TO BE DONE - Repeat the data below exactly, dropping any pictures it holds.

MATERIAL FOR THIS TASK -

• • • • •

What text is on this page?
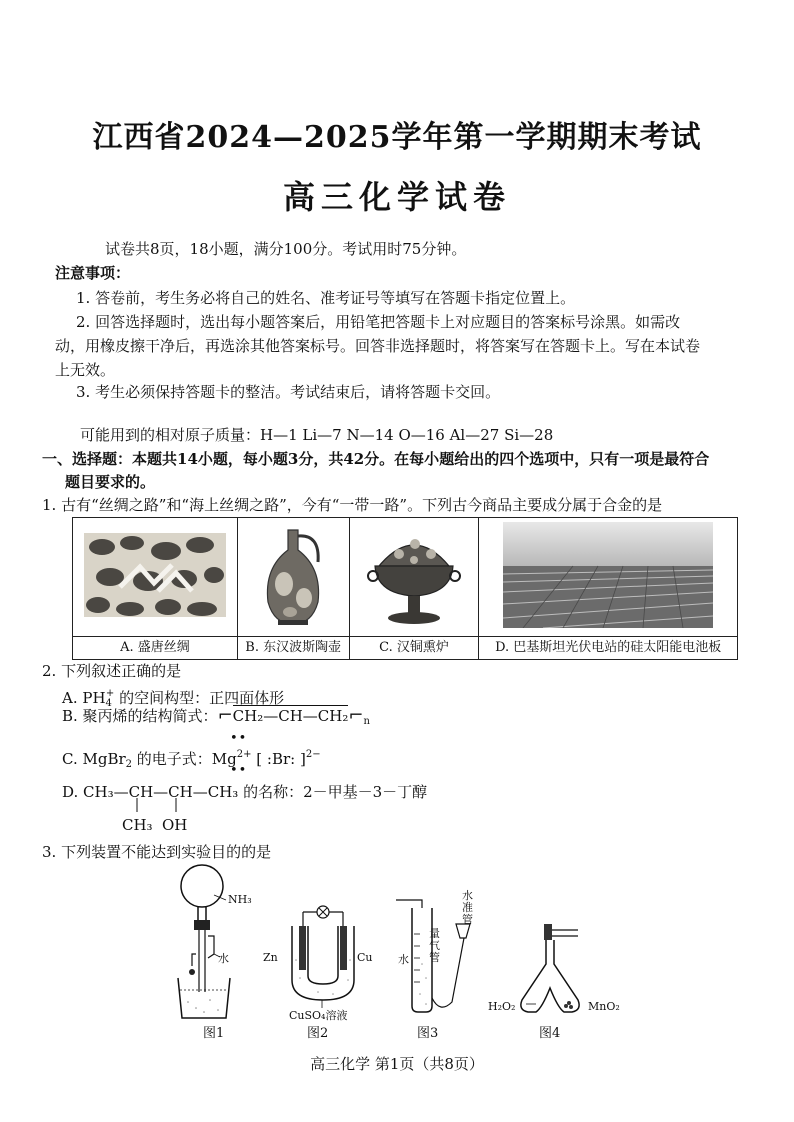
江西省2024—2025学年第一学期期末考试
高三化学试卷
试卷共8页，18小题，满分100分。考试用时75分钟。
注意事项：
1. 答卷前，考生务必将自己的姓名、准考证号等填写在答题卡指定位置上。
2. 回答选择题时，选出每小题答案后，用铅笔把答题卡上对应题目的答案标号涂黑。如需改
动，用橡皮擦干净后，再选涂其他答案标号。回答非选择题时，将答案写在答题卡上。写在本试卷
上无效。
3. 考生必须保持答题卡的整洁。考试结束后，请将答题卡交回。
可能用到的相对原子质量：H—1 Li—7 N—14 O—16 Al—27 Si—28
一、选择题：本题共14小题，每小题3分，共42分。在每小题给出的四个选项中，只有一项是最符合
题目要求的。
1. 古有“丝绸之路”和“海上丝绸之路”，今有“一带一路”。下列古今商品主要成分属于合金的是

A. 盛唐丝绸	B. 东汉波斯陶壶	C. 汉铜熏炉	D. 巴基斯坦光伏电站的硅太阳能电池板
2. 下列叙述正确的是
A. $PH_4^+$ 的空间构型：正四面体形
B. 聚丙烯的结构简式：$⌐CH_2—CH—CH_2⌐_n$
C. MgBr$_2$ 的电子式：$Mg^{2+}$ [ :Br: ]$^{2-}$
••
••
D. CH₃—CH—CH—CH₃ 的名称：2－甲基－3－丁醇
CH₃ OH
3. 下列装置不能达到实验目的的是
NH₃
水	Zn	Cu
CuSO₄溶液
水
量气管
水准管
H₂O₂	MnO₂
图1	图2	图3	图4
高三化学 第1页（共8页）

• • • • •

ANSWER -
What text is on this page?
江西省2024—2025学年第一学期期末考试
高三化学试卷
试卷共8页，18小题，满分100分。考试用时75分钟。
注意事项：
1. 答卷前，考生务必将自己的姓名、准考证号等填写在答题卡指定位置上。
2. 回答选择题时，选出每小题答案后，用铅笔把答题卡上对应题目的答案标号涂黑。如需改
动，用橡皮擦干净后，再选涂其他答案标号。回答非选择题时，将答案写在答题卡上。写在本试卷
上无效。
3. 考生必须保持答题卡的整洁。考试结束后，请将答题卡交回。
可能用到的相对原子质量：H—1 Li—7 N—14 O—16 Al—27 Si—28
一、选择题：本题共14小题，每小题3分，共42分。在每小题给出的四个选项中，只有一项是最符合
题目要求的。
1. 古有“丝绸之路”和“海上丝绸之路”，今有“一带一路”。下列古今商品主要成分属于合金的是

A. 盛唐丝绸	B. 东汉波斯陶壶	C. 汉铜熏炉	D. 巴基斯坦光伏电站的硅太阳能电池板
2. 下列叙述正确的是
A. $PH_4^+$ 的空间构型：正四面体形
B. 聚丙烯的结构简式：$⌐CH_2—CH—CH_2⌐_n$
C. MgBr$_2$ 的电子式：$Mg^{2+}$ [ :Br: ]$^{2-}$
••
••
D. CH₃—CH—CH—CH₃ 的名称：2－甲基－3－丁醇
CH₃ OH
3. 下列装置不能达到实验目的的是
NH₃
水	Zn	Cu
CuSO₄溶液
水
量气管
水准管
H₂O₂	MnO₂
图1	图2	图3	图4
高三化学 第1页（共8页）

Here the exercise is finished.